-- INPUT MATERIAL start --

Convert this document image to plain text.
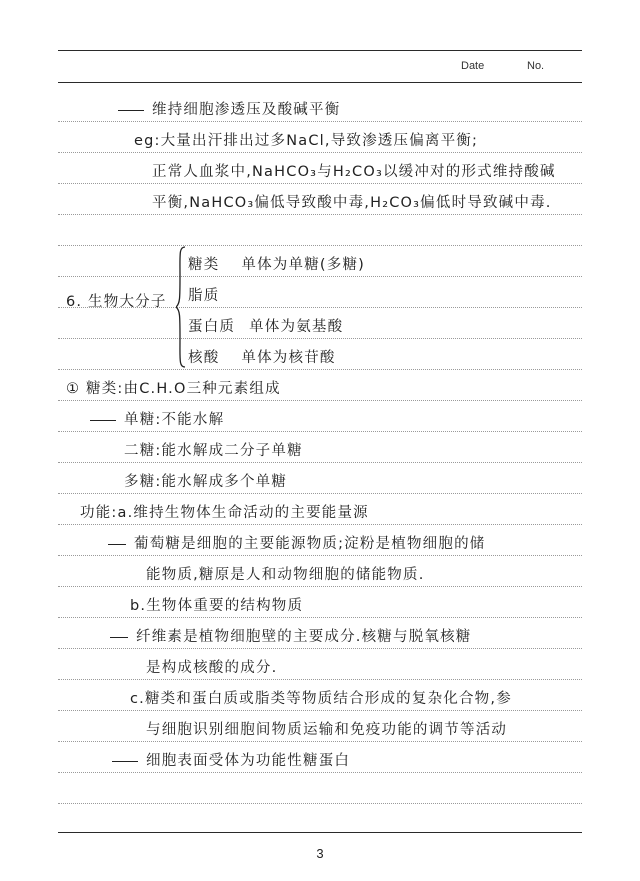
Date	No.
维持细胞渗透压及酸碱平衡
eg:大量出汗排出过多NaCl,导致渗透压偏离平衡;
正常人血浆中,NaHCO₃与H₂CO₃以缓冲对的形式维持酸碱
平衡,NaHCO₃偏低导致酸中毒,H₂CO₃偏低时导致碱中毒.
6. 生物大分子
糖类 单体为单糖(多糖)
脂质
蛋白质 单体为氨基酸
核酸 单体为核苷酸
① 糖类:由C.H.O三种元素组成
单糖:不能水解
二糖:能水解成二分子单糖
多糖:能水解成多个单糖
功能:a.维持生物体生命活动的主要能量源
葡萄糖是细胞的主要能源物质;淀粉是植物细胞的储
能物质,糖原是人和动物细胞的储能物质.
b.生物体重要的结构物质
纤维素是植物细胞壁的主要成分.核糖与脱氧核糖
是构成核酸的成分.
c.糖类和蛋白质或脂类等物质结合形成的复杂化合物,参
与细胞识别细胞间物质运输和免疫功能的调节等活动
细胞表面受体为功能性糖蛋白
3
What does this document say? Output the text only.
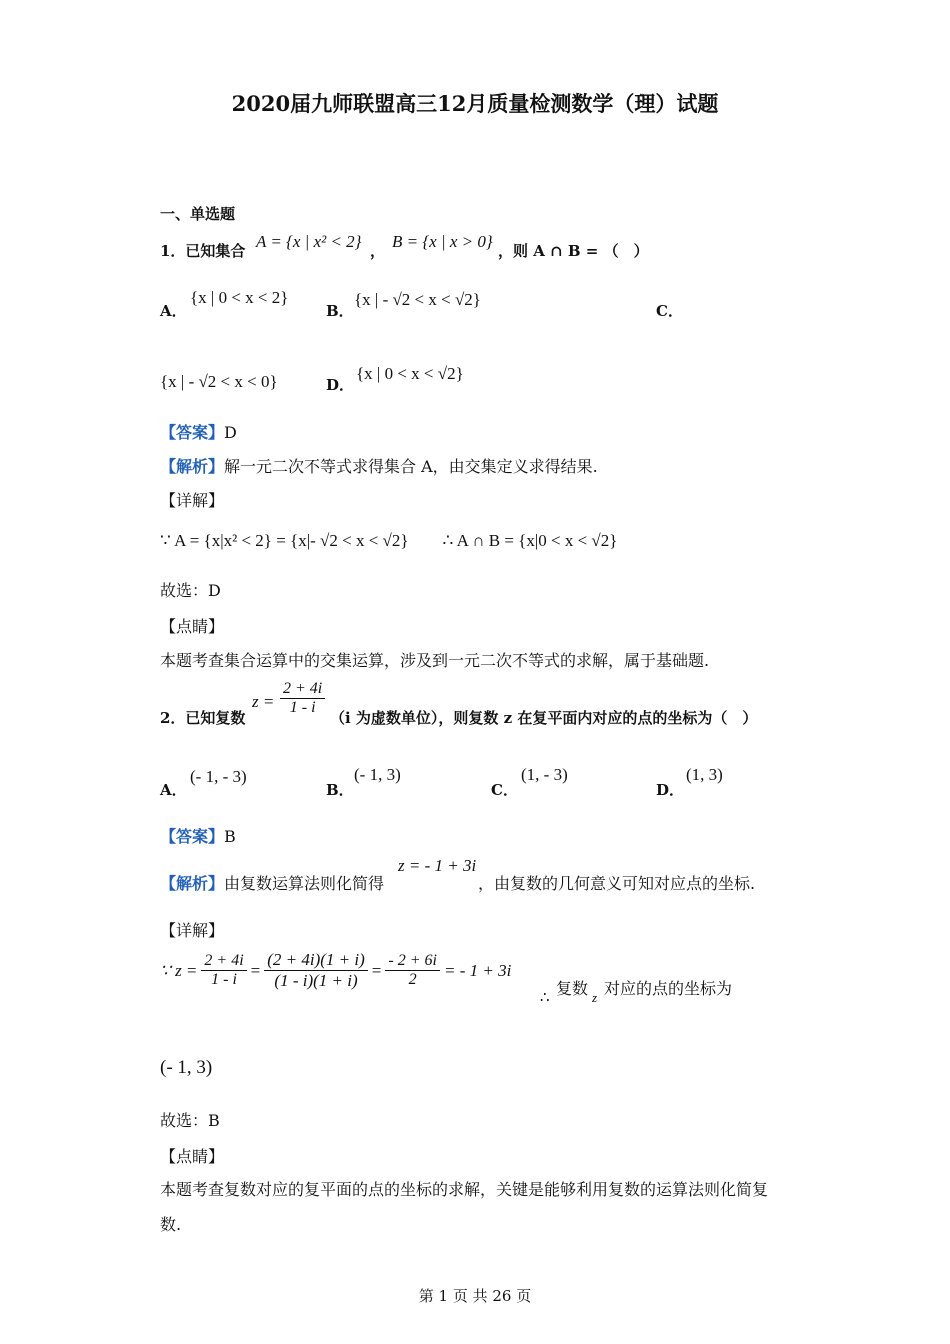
2020届九师联盟高三12月质量检测数学（理）试题
一、单选题
1．已知集合 A = {x | x² < 2} ， B = {x | x > 0} ，则 A ∩ B = （　）
A．
{x | 0 < x < 2}
B．
{x | - √2 < x < √2}
C．
{x | - √2 < x < 0}	D．
{x | 0 < x < √2}
【答案】D
【解析】解一元二次不等式求得集合 A，由交集定义求得结果.
【详解】
∵ A = {x|x² < 2} = {x|- √2 < x < √2}　　∴ A ∩ B = {x|0 < x < √2}
故选：D
【点睛】
本题考查集合运算中的交集运算，涉及到一元二次不等式的求解，属于基础题.
2．已知复数
$z = \frac{2 + 4i}{1 - i}$
（i 为虚数单位），则复数 z 在复平面内对应的点的坐标为（　）
A．
(- 1, - 3)
B．
(- 1, 3)
C．
(1, - 3)
D．
(1, 3)
【答案】B
【解析】由复数运算法则化简得
z = - 1 + 3i
，由复数的几何意义可知对应点的坐标.
【详解】
∵ $z = \frac{2 + 4i}{1 - i} = \frac{(2 + 4i)(1 + i)}{(1 - i)(1 + i)} = \frac{- 2 + 6i}{2}$ = - 1 + 3i
∴ 复数 z 对应的点的坐标为
(- 1, 3)
故选：B
【点睛】
本题考查复数对应的复平面的点的坐标的求解，关键是能够利用复数的运算法则化简复
数.
第 1 页 共 26 页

-- INPUT MATERIAL end --

◆ **TO BE DONE**: Above are records with pictures; repeat the records exactly and leave the pictures out.

◆ **SOLUTION TO THIS EXERCISE**:
Convert this document image to plain text.
Date	No.
维持细胞渗透压及酸碱平衡
eg:大量出汗排出过多NaCl,导致渗透压偏离平衡;
正常人血浆中,NaHCO₃与H₂CO₃以缓冲对的形式维持酸碱
平衡,NaHCO₃偏低导致酸中毒,H₂CO₃偏低时导致碱中毒.
6. 生物大分子
糖类 单体为单糖(多糖)
脂质
蛋白质 单体为氨基酸
核酸 单体为核苷酸
① 糖类:由C.H.O三种元素组成
单糖:不能水解
二糖:能水解成二分子单糖
多糖:能水解成多个单糖
功能:a.维持生物体生命活动的主要能量源
葡萄糖是细胞的主要能源物质;淀粉是植物细胞的储
能物质,糖原是人和动物细胞的储能物质.
b.生物体重要的结构物质
纤维素是植物细胞壁的主要成分.核糖与脱氧核糖
是构成核酸的成分.
c.糖类和蛋白质或脂类等物质结合形成的复杂化合物,参
与细胞识别细胞间物质运输和免疫功能的调节等活动
细胞表面受体为功能性糖蛋白
3
What does this document say? Output the text only.
2020届九师联盟高三12月质量检测数学（理）试题
一、单选题
1．已知集合 A = {x | x² < 2} ， B = {x | x > 0} ，则 A ∩ B = （　）
A．
{x | 0 < x < 2}
B．
{x | - √2 < x < √2}
C．
{x | - √2 < x < 0}	D．
{x | 0 < x < √2}
【答案】D
【解析】解一元二次不等式求得集合 A，由交集定义求得结果.
【详解】
∵ A = {x|x² < 2} = {x|- √2 < x < √2}　　∴ A ∩ B = {x|0 < x < √2}
故选：D
【点睛】
本题考查集合运算中的交集运算，涉及到一元二次不等式的求解，属于基础题.
2．已知复数
$z = \frac{2 + 4i}{1 - i}$
（i 为虚数单位），则复数 z 在复平面内对应的点的坐标为（　）
A．
(- 1, - 3)
B．
(- 1, 3)
C．
(1, - 3)
D．
(1, 3)
【答案】B
【解析】由复数运算法则化简得
z = - 1 + 3i
，由复数的几何意义可知对应点的坐标.
【详解】
∵ $z = \frac{2 + 4i}{1 - i} = \frac{(2 + 4i)(1 + i)}{(1 - i)(1 + i)} = \frac{- 2 + 6i}{2}$ = - 1 + 3i
∴ 复数 z 对应的点的坐标为
(- 1, 3)
故选：B
【点睛】
本题考查复数对应的复平面的点的坐标的求解，关键是能够利用复数的运算法则化简复
数.
第 1 页 共 26 页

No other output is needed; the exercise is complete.